TASK: Copy each line below without leaving any out.

PROVIDED RECORDS:
********************

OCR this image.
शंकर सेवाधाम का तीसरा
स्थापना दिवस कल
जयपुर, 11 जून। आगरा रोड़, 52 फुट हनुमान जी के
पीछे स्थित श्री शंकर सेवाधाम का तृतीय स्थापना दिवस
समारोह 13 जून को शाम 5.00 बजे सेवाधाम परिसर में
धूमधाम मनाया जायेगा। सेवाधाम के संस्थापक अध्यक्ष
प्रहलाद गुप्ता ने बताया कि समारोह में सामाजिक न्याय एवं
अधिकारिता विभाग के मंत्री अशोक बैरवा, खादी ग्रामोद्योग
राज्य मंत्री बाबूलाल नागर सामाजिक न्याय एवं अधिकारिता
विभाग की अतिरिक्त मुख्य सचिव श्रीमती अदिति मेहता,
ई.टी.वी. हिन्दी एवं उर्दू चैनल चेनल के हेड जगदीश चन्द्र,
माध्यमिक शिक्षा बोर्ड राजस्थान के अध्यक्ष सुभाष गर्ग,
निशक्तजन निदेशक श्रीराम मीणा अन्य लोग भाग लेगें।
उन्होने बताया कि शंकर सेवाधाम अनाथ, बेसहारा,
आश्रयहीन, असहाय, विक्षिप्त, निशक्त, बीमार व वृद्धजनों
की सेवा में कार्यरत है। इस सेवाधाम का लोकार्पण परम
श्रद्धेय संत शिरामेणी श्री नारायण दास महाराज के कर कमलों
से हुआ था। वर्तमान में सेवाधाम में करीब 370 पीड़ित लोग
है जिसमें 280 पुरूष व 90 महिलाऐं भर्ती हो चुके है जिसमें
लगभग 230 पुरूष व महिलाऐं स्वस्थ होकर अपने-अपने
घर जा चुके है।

********************

OUTPUT FOR THIS TASK:
OCR this image.
शंकर सेवाधाम का तीसरा
स्थापना दिवस कल
जयपुर, 11 जून। आगरा रोड़, 52 फुट हनुमान जी के
पीछे स्थित श्री शंकर सेवाधाम का तृतीय स्थापना दिवस
समारोह 13 जून को शाम 5.00 बजे सेवाधाम परिसर में
धूमधाम मनाया जायेगा। सेवाधाम के संस्थापक अध्यक्ष
प्रहलाद गुप्ता ने बताया कि समारोह में सामाजिक न्याय एवं
अधिकारिता विभाग के मंत्री अशोक बैरवा, खादी ग्रामोद्योग
राज्य मंत्री बाबूलाल नागर सामाजिक न्याय एवं अधिकारिता
विभाग की अतिरिक्त मुख्य सचिव श्रीमती अदिति मेहता,
ई.टी.वी. हिन्दी एवं उर्दू चैनल चेनल के हेड जगदीश चन्द्र,
माध्यमिक शिक्षा बोर्ड राजस्थान के अध्यक्ष सुभाष गर्ग,
निशक्तजन निदेशक श्रीराम मीणा अन्य लोग भाग लेगें।
उन्होने बताया कि शंकर सेवाधाम अनाथ, बेसहारा,
आश्रयहीन, असहाय, विक्षिप्त, निशक्त, बीमार व वृद्धजनों
की सेवा में कार्यरत है। इस सेवाधाम का लोकार्पण परम
श्रद्धेय संत शिरामेणी श्री नारायण दास महाराज के कर कमलों
से हुआ था। वर्तमान में सेवाधाम में करीब 370 पीड़ित लोग
है जिसमें 280 पुरूष व 90 महिलाऐं भर्ती हो चुके है जिसमें
लगभग 230 पुरूष व महिलाऐं स्वस्थ होकर अपने-अपने
घर जा चुके है।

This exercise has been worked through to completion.